▸ **Written task 1**: From the entries below, copy every line that contains the string "Valg".

This page was generated from unit-3.4-simplehyp/shallow2D.ipynb.
3.4 A Nonlinear conservation law: shallow water equation in 2D¶
We consider the shallow water equations as an example of a nonlinear conservation law, i.e. we consider
\[\partial_t \mathbf{U} + \operatorname{div}(\mathbf{F} (\mathbf{U} )) = 0 \qquad in \qquad \Omega \times[0,T],\]
with
\[\mathbf{U} = (h, \mathbf{w}) = (h, hu, hv) = (\mathbf{u}_1, \mathbf{u}_2, \mathbf{u}_3)\]
and
\[\begin{split}\mathbf{F}(\mathbf{U}) = \left( \begin{array}{c@{}c@{\qquad}c@{}c} h u & & h v & \\ h u^2 &+ \frac12 g h^2 & h u v & \\ h u v & & h v^2 & + \frac12 g h^2 \end{array} \right)
= \left( \begin{array}{cc} \mathbf{u}_2 & \mathbf{u}_3 \\ \frac{\mathbf{u}_2^2}{\mathbf{u}_1} + \frac12 g \mathbf{u}_1^2 & \frac{\mathbf{u}_2 \mathbf{u}_3}{\mathbf{u}_1} \\ \frac{\mathbf{u}_2 \mathbf{u}_3}{\mathbf{u}_1} & \frac{\mathbf{u}_3^2}{\mathbf{u}_1} + \frac12 g \mathbf{u}_1^2 \end{array} \right)

▸ **Stored records**:

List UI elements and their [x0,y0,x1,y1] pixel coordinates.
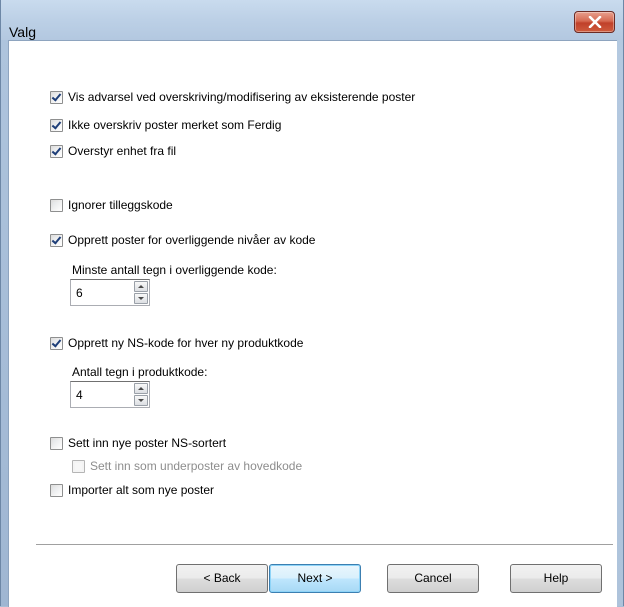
checkbox-warn-overwrite[interactable] [50,90,63,104]
window-frame-left [1,40,8,606]
option-create-parent-levels[interactable]: Opprett poster for overliggende nivåer a… [50,232,315,248]
checkbox-insert-as-subposts[interactable] [72,459,85,473]
option-override-unit[interactable]: Overstyr enhet fra fil [50,143,176,159]
option-import-all-new-label: Importer alt som nye poster [68,483,215,497]
product-chars-value[interactable]: 4 [76,388,83,402]
option-skip-finished[interactable]: Ikke overskriv poster merket som Ferdig [50,117,281,133]
checkbox-override-unit[interactable] [50,144,63,158]
min-chars-decrement-button[interactable] [134,293,148,304]
checkbox-create-parent-levels[interactable] [50,233,63,247]
checkbox-skip-finished[interactable] [50,118,63,132]
option-warn-overwrite[interactable]: Vis advarsel ved overskriving/modifiseri… [50,89,415,105]
product-chars-increment-button[interactable] [134,383,148,394]
checkbox-create-ns-code[interactable] [50,336,63,350]
close-icon [588,16,602,28]
min-chars-increment-button[interactable] [134,281,148,292]
back-button[interactable]: < Back [176,564,268,593]
min-chars-spinner[interactable]: 6 [70,279,150,306]
option-create-ns-code[interactable]: Opprett ny NS-kode for hver ny produktko… [50,335,303,351]
option-insert-as-subposts[interactable]: Sett inn som underposter av hovedkode [72,458,302,474]
option-create-ns-code-label: Opprett ny NS-kode for hver ny produktko… [68,336,304,350]
min-chars-value[interactable]: 6 [76,286,83,300]
next-button[interactable]: Next > [269,564,361,593]
button-separator [36,544,613,546]
option-ignore-addon-code[interactable]: Ignorer tilleggskode [50,197,173,213]
option-create-parent-levels-label: Opprett poster for overliggende nivåer a… [68,233,316,247]
close-button[interactable] [574,11,615,33]
option-warn-overwrite-label: Vis advarsel ved overskriving/modifiseri… [68,90,416,104]
option-insert-ns-sorted-label: Sett inn nye poster NS-sortert [68,436,227,450]
option-skip-finished-label: Ikke overskriv poster merket som Ferdig [68,118,282,132]
option-ignore-addon-code-label: Ignorer tilleggskode [68,198,173,212]
help-button[interactable]: Help [510,564,602,593]
option-override-unit-label: Overstyr enhet fra fil [68,144,177,158]
title-bar[interactable]: Valg [1,0,623,40]
checkbox-ignore-addon-code[interactable] [50,198,63,212]
dialog-window: Valg Vis advarsel ved overskriving/modif… [0,0,624,607]
product-chars-label: Antall tegn i produktkode: [72,365,208,379]
option-insert-as-subposts-label: Sett inn som underposter av hovedkode [90,459,303,473]
checkbox-insert-ns-sorted[interactable] [50,436,63,450]
product-chars-decrement-button[interactable] [134,395,148,406]
option-import-all-new[interactable]: Importer alt som nye poster [50,482,214,498]
window-title: Valg [9,24,36,40]
min-chars-label: Minste antall tegn i overliggende kode: [72,263,277,277]
product-chars-spinner[interactable]: 4 [70,381,150,408]
option-insert-ns-sorted[interactable]: Sett inn nye poster NS-sortert [50,435,226,451]
dialog-client-area: Vis advarsel ved overskriving/modifiseri… [8,40,617,607]
cancel-button[interactable]: Cancel [387,564,479,593]
checkbox-import-all-new[interactable] [50,483,63,497]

▸ **Written task 2**: According to the shallow water page, what kind of law do the shallow water equations serve as an example of?

▸ **Full output 1**:
title-bar[interactable]: Valg [1,0,623,40]
dialog-window: Valg Vis advarsel ved overskriving/modif… [0,0,624,607]
window-title: Valg [9,24,36,40]

▸ **Full output 2**: A nonlinear conservation law.